──────── Data to use ────────

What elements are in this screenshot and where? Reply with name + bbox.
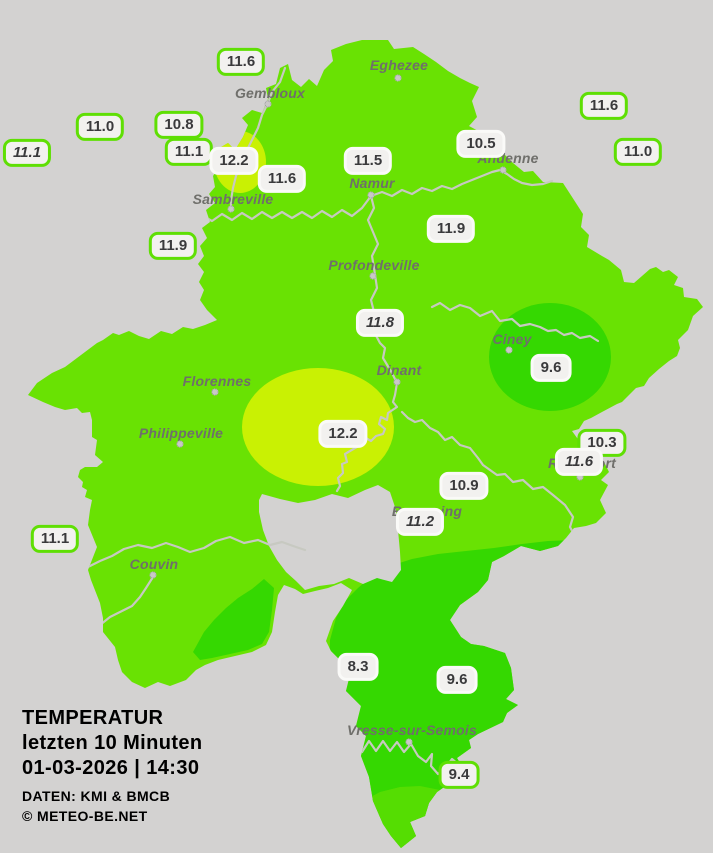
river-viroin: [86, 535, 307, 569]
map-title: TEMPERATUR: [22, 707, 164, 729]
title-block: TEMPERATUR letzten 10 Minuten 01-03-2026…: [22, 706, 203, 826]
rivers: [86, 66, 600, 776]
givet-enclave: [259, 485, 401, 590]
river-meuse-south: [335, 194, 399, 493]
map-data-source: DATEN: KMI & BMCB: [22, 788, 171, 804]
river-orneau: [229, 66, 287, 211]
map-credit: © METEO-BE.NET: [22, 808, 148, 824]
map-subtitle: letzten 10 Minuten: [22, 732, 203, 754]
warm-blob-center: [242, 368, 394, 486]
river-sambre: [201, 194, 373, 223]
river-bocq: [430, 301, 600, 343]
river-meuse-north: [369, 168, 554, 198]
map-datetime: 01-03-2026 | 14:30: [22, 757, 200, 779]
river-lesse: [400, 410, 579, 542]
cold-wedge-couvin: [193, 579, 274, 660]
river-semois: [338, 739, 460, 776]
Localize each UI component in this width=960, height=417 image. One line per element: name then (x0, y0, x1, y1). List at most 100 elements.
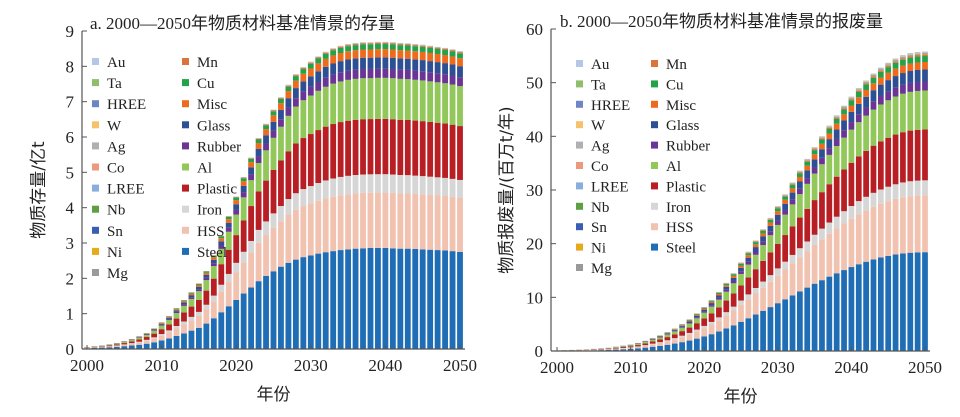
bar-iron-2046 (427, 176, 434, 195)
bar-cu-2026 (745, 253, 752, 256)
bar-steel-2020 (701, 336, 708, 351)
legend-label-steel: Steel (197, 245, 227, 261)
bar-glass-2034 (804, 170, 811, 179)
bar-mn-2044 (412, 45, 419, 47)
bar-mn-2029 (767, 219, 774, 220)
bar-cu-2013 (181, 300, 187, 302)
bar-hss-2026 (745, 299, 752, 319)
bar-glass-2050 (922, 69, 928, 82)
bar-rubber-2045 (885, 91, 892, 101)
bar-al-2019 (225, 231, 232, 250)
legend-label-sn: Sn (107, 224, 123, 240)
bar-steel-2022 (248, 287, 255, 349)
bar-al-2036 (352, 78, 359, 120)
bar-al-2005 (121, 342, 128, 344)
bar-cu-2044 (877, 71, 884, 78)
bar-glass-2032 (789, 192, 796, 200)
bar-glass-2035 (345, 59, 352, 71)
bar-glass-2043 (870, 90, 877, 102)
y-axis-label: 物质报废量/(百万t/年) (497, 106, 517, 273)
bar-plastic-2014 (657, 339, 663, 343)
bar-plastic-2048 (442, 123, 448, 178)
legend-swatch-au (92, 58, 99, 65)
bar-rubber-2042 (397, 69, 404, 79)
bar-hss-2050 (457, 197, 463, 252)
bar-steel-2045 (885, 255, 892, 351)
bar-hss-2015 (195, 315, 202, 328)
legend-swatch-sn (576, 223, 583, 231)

────────

### [Exercise directions]
Copy out the lines of the material above, starting with the line containing "river-viroin: [86, 535, 307, 569]" and continuing through the line containing "river-orneau: [229, 66, 287, 211]". Keep each line unchanged.

### [Completed task]
river-viroin: [86, 535, 307, 569]
map-title: TEMPERATUR: [22, 707, 164, 729]
title-block: TEMPERATUR letzten 10 Minuten 01-03-2026…: [22, 706, 203, 826]
rivers: [86, 66, 600, 776]
givet-enclave: [259, 485, 401, 590]
river-meuse-south: [335, 194, 399, 493]
map-data-source: DATEN: KMI & BMCB: [22, 788, 171, 804]
river-orneau: [229, 66, 287, 211]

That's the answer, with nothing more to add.